- [Directions]: Extract each line holding the word "contrast" from the entries.

- [Supplied entries]:
---

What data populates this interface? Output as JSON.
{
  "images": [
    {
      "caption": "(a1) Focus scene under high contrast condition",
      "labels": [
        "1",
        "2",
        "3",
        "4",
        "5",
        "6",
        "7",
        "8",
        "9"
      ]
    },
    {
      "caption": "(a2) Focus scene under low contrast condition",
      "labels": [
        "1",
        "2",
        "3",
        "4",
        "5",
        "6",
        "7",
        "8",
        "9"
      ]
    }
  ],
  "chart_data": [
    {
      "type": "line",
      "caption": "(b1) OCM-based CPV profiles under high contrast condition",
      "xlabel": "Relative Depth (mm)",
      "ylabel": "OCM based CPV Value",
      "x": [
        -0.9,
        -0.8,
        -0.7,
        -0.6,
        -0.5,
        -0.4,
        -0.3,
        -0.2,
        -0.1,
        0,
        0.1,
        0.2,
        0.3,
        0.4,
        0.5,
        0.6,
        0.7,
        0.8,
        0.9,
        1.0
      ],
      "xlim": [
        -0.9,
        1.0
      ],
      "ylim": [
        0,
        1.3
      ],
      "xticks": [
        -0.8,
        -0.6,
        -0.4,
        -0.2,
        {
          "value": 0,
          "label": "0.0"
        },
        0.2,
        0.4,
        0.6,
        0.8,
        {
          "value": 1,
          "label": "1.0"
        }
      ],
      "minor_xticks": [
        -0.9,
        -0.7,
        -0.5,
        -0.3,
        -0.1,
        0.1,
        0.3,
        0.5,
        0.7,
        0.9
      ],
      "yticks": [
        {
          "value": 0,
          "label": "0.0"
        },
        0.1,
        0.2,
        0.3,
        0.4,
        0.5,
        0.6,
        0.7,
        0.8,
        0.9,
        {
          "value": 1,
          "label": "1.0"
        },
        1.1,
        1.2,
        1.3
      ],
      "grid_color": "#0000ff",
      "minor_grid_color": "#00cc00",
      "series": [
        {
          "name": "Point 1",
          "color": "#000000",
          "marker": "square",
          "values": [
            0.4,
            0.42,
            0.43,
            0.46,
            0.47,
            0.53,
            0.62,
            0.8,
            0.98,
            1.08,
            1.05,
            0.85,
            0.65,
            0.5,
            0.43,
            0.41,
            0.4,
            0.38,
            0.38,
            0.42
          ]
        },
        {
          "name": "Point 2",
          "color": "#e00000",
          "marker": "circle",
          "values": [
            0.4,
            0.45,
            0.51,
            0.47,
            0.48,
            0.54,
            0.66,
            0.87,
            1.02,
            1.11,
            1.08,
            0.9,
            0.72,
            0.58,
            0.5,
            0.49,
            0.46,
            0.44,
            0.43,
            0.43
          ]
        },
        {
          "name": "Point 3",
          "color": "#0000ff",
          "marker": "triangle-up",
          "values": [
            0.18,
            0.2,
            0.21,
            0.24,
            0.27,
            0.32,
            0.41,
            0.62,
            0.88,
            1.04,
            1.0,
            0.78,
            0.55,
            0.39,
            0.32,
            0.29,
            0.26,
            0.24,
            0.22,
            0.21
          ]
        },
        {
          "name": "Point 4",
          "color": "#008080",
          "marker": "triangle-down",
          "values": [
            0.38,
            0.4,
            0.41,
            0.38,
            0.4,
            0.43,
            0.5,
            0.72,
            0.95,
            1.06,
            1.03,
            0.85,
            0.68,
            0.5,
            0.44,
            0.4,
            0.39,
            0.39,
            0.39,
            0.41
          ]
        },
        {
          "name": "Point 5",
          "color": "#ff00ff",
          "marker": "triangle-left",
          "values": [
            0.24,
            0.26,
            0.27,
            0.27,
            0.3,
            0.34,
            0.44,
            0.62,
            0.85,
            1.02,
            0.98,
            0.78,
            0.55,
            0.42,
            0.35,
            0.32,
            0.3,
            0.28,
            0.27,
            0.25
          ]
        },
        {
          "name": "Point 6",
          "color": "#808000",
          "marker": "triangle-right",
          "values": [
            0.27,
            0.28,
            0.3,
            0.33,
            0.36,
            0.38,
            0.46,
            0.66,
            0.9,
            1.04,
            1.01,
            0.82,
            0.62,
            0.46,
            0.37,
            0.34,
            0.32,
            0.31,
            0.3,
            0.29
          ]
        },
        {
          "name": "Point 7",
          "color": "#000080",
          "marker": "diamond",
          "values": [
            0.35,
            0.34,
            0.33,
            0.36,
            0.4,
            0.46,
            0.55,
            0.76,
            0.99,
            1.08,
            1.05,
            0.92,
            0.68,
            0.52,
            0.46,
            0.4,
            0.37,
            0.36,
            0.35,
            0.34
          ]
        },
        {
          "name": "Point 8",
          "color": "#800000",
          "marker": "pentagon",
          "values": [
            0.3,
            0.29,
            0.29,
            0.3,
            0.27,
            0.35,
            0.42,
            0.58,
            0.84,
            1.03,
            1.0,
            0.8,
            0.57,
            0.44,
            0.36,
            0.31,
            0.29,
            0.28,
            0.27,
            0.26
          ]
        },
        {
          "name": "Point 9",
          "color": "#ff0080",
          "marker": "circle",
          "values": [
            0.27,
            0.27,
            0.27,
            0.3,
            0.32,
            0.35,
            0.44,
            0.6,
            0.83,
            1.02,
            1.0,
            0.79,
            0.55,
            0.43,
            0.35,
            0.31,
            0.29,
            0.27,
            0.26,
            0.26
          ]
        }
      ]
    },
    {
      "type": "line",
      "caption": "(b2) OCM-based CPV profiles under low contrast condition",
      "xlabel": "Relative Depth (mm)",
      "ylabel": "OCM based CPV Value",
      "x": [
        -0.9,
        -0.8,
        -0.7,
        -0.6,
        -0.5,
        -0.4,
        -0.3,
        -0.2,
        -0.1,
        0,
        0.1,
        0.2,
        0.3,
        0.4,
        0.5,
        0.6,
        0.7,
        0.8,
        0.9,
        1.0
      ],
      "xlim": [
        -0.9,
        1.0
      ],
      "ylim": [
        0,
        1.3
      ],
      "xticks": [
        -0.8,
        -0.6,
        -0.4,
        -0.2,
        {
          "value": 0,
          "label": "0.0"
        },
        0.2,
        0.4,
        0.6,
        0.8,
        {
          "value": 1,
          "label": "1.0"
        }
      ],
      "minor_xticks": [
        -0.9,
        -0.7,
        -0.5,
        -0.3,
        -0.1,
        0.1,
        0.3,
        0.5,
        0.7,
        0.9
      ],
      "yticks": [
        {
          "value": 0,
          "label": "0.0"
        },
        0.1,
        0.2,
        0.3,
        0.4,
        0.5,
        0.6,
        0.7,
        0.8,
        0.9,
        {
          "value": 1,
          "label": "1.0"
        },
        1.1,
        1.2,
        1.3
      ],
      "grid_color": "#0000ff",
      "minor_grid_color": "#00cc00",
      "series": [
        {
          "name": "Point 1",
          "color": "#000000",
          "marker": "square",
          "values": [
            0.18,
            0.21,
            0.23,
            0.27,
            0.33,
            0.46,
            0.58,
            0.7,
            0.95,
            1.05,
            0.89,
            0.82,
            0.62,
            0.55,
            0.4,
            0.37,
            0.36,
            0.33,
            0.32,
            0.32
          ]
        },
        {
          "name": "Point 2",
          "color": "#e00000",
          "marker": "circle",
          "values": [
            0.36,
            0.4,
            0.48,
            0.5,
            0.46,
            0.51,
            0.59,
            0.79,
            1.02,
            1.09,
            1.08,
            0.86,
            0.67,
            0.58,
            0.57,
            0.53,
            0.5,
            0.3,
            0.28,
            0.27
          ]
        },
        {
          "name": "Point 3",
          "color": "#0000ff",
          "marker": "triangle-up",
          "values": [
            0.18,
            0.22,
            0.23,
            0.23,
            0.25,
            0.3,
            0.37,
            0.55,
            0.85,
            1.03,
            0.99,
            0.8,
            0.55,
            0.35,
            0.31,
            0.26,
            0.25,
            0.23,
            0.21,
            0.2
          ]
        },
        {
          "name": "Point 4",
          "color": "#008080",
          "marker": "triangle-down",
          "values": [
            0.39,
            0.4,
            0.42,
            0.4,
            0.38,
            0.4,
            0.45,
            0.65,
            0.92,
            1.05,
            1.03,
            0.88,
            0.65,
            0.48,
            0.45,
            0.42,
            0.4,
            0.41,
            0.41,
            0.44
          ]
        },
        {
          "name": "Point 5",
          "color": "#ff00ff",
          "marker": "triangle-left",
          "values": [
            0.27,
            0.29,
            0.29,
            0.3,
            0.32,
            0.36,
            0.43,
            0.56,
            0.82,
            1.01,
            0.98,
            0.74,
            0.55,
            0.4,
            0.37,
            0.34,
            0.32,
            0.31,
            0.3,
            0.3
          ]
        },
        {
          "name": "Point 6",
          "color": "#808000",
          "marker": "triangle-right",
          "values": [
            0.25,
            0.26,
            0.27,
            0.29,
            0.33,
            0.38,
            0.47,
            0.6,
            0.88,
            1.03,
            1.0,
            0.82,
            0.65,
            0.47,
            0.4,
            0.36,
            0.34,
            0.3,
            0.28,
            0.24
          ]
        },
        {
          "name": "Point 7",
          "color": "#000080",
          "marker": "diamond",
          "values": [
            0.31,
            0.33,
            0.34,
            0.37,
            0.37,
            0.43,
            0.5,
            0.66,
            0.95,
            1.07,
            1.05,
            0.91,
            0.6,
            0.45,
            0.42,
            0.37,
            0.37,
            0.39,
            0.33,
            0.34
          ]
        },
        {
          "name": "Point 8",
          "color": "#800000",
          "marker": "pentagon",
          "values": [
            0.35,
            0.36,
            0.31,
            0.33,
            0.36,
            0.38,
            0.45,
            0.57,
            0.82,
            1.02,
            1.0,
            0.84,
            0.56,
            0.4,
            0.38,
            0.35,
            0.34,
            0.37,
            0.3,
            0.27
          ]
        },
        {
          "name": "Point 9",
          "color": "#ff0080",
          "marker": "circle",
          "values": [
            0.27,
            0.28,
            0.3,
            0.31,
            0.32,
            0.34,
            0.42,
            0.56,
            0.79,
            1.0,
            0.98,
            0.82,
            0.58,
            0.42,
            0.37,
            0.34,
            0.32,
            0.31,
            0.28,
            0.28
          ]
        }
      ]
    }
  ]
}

---

- [Task result]:
      "caption": "(a1) Focus scene under high contrast condition",
      "caption": "(a2) Focus scene under low contrast condition",
      "caption": "(b1) OCM-based CPV profiles under high contrast condition",
      "caption": "(b2) OCM-based CPV profiles under low contrast condition",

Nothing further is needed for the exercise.